**DATA FOR PROCESSING**
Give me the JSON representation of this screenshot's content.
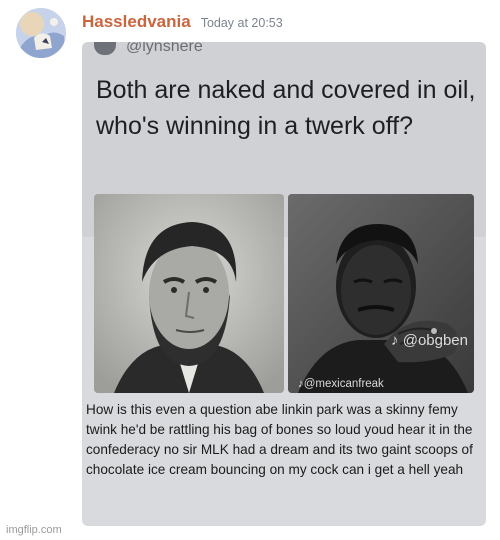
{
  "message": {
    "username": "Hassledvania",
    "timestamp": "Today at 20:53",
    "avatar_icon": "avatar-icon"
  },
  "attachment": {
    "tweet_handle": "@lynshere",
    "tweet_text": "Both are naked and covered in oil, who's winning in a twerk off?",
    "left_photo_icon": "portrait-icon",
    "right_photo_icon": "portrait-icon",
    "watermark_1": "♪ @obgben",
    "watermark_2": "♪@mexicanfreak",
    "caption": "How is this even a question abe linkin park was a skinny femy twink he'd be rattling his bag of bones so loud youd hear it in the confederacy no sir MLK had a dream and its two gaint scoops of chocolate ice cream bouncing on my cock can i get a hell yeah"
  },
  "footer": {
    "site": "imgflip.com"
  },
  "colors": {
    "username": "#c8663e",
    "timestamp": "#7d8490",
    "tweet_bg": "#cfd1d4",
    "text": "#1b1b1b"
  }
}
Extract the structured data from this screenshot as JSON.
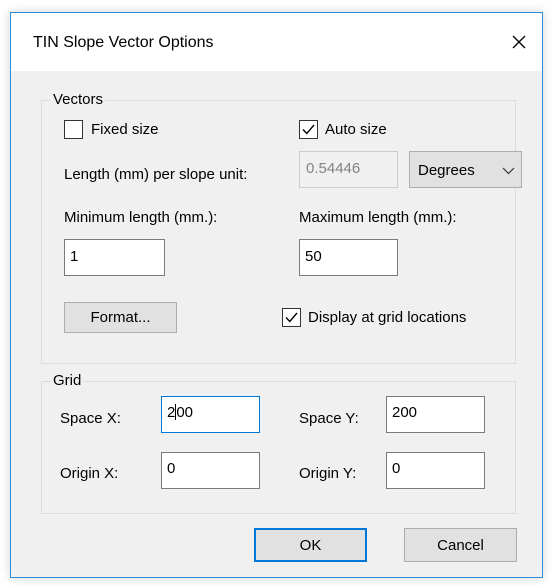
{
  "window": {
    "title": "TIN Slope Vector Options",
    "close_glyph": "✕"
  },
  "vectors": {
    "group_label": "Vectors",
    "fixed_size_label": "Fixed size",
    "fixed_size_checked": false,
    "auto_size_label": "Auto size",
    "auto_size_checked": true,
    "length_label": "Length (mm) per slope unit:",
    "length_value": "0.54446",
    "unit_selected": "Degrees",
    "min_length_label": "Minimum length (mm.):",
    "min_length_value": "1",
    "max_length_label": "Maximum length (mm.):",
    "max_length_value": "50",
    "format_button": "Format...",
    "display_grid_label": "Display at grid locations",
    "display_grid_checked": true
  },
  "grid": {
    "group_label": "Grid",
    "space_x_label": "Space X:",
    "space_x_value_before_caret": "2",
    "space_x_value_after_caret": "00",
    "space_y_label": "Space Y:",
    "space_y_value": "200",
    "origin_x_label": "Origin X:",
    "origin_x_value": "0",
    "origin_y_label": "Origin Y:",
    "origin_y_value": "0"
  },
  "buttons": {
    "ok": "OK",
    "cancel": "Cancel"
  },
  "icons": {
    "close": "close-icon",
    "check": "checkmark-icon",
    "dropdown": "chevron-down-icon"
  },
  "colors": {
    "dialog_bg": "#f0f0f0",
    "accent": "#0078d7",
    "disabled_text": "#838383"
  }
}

==

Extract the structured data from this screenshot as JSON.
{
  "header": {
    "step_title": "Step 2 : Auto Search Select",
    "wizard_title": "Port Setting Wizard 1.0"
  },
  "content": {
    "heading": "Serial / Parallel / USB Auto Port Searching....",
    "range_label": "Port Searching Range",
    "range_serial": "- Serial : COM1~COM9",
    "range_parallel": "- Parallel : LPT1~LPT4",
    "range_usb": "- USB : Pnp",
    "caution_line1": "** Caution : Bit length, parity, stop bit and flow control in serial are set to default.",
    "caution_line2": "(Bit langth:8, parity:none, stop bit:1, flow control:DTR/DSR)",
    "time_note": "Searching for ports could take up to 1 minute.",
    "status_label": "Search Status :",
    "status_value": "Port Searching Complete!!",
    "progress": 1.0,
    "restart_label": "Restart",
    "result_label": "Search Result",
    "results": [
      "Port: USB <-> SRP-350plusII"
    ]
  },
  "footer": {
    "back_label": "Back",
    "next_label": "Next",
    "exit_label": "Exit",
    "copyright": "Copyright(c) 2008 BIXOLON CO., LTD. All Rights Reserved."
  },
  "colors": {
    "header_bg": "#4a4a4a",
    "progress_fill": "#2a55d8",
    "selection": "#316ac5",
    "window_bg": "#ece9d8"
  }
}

**OBJECTIVE**
State the number of lines in this listing that contain the string "stop", and add nothing else.

**REPLY TO THE EXERCISE**
2